Given instruction
Give the total number of lines with the word "this" in them, and no other words.

───── Supplied records ─────

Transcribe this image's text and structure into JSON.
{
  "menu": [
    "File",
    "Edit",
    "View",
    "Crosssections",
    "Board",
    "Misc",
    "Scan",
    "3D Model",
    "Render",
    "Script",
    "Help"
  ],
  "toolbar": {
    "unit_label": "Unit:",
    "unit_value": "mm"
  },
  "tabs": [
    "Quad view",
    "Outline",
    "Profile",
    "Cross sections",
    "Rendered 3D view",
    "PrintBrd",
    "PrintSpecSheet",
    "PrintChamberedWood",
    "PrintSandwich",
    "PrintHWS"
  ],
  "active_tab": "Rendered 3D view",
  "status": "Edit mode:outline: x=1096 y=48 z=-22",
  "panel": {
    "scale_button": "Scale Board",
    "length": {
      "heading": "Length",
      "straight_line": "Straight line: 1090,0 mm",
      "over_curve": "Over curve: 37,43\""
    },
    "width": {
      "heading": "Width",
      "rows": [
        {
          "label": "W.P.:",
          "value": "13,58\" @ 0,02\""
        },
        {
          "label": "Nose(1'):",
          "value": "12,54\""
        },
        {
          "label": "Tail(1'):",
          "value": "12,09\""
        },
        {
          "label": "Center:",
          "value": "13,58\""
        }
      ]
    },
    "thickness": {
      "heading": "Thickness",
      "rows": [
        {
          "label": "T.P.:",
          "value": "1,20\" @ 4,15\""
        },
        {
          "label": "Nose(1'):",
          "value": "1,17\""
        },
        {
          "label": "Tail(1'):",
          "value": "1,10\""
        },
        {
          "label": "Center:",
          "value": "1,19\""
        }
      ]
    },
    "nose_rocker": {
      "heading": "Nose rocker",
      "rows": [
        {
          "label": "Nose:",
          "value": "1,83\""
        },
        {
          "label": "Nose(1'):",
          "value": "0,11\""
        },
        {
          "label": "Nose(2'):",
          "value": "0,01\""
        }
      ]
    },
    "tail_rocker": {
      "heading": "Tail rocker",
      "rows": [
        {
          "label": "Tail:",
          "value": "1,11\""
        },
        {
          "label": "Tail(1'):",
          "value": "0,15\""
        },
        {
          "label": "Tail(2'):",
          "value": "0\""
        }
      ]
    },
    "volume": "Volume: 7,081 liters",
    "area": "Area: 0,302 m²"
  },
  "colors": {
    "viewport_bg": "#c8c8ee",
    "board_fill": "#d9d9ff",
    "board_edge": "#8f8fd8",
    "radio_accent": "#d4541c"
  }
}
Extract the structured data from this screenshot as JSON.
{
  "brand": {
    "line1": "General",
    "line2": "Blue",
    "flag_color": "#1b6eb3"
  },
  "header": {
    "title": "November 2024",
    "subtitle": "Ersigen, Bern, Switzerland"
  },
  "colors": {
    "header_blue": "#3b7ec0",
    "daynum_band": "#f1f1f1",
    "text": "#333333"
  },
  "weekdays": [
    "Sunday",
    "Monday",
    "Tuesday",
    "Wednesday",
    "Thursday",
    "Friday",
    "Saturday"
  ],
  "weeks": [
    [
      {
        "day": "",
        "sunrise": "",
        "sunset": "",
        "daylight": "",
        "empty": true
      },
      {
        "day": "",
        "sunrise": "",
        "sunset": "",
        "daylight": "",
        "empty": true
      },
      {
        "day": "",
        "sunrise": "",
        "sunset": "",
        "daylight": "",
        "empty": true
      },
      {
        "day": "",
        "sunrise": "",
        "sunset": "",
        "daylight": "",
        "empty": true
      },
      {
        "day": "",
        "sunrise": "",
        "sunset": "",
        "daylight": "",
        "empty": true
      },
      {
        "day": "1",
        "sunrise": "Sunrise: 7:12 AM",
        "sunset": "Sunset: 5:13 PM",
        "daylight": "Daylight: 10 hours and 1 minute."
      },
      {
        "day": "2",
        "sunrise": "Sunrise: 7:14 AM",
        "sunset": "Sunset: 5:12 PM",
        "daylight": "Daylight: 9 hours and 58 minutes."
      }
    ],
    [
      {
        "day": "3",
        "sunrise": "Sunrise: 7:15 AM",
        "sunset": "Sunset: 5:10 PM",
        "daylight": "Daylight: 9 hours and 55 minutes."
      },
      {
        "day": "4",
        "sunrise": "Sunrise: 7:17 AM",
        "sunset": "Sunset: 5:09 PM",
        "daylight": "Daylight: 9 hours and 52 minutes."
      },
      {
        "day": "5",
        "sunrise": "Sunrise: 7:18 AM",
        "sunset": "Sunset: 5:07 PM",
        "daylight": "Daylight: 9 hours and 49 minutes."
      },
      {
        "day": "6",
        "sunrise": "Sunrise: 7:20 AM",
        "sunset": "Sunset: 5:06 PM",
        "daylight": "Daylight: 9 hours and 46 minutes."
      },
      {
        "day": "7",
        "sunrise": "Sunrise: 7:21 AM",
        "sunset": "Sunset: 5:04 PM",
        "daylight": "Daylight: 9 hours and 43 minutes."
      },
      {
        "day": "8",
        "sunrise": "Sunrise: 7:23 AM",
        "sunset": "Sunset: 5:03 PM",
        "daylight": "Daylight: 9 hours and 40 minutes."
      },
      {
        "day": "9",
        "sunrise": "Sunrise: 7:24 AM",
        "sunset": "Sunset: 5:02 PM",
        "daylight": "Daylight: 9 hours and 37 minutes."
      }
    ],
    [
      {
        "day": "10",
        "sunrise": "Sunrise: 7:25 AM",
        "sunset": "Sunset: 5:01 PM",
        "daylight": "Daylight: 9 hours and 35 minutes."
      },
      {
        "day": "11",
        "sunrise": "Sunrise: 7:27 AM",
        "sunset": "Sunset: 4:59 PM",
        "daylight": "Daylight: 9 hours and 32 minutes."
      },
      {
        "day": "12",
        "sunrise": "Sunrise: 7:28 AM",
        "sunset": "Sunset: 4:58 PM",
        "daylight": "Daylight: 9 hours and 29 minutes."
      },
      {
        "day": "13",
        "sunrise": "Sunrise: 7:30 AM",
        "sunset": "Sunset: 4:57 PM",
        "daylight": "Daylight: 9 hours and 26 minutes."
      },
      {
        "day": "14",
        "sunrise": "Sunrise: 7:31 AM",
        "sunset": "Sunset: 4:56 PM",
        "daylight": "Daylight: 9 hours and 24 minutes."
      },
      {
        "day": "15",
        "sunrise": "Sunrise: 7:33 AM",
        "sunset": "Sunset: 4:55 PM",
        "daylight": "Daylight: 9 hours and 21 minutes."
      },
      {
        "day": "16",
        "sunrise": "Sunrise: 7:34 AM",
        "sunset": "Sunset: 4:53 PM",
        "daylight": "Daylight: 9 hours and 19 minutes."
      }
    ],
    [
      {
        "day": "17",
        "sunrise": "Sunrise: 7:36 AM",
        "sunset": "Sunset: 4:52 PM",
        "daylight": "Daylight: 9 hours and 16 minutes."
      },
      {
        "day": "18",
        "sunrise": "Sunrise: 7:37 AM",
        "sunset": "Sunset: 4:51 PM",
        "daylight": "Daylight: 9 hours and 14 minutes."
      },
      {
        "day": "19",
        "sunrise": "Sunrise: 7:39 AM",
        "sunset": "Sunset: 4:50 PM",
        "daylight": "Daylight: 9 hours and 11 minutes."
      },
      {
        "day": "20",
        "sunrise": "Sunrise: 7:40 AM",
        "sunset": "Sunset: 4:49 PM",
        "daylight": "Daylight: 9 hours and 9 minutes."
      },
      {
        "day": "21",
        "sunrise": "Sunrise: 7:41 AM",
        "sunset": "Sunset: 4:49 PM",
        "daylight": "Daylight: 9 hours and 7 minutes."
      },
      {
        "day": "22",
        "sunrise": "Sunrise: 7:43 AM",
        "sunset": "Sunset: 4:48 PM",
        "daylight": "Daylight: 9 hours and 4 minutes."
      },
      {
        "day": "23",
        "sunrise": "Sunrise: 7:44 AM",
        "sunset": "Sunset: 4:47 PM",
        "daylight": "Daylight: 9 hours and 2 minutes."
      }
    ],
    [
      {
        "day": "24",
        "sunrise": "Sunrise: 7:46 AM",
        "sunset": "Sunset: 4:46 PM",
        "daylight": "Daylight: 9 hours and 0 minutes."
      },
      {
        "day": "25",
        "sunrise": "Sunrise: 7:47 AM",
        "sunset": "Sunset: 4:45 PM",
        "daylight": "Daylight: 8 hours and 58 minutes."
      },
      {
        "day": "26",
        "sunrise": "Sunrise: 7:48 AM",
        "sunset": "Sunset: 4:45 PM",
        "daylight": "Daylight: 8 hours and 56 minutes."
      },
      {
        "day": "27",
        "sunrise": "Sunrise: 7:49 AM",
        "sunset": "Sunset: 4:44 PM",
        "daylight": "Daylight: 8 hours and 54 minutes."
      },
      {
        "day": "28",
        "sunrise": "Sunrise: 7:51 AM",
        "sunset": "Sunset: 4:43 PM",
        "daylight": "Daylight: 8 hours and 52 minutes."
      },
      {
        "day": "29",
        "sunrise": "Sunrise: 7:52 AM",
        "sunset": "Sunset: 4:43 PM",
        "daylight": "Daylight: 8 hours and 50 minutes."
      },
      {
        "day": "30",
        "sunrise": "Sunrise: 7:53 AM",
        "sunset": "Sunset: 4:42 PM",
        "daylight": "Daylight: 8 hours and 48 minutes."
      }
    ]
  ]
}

─────

Final answer
2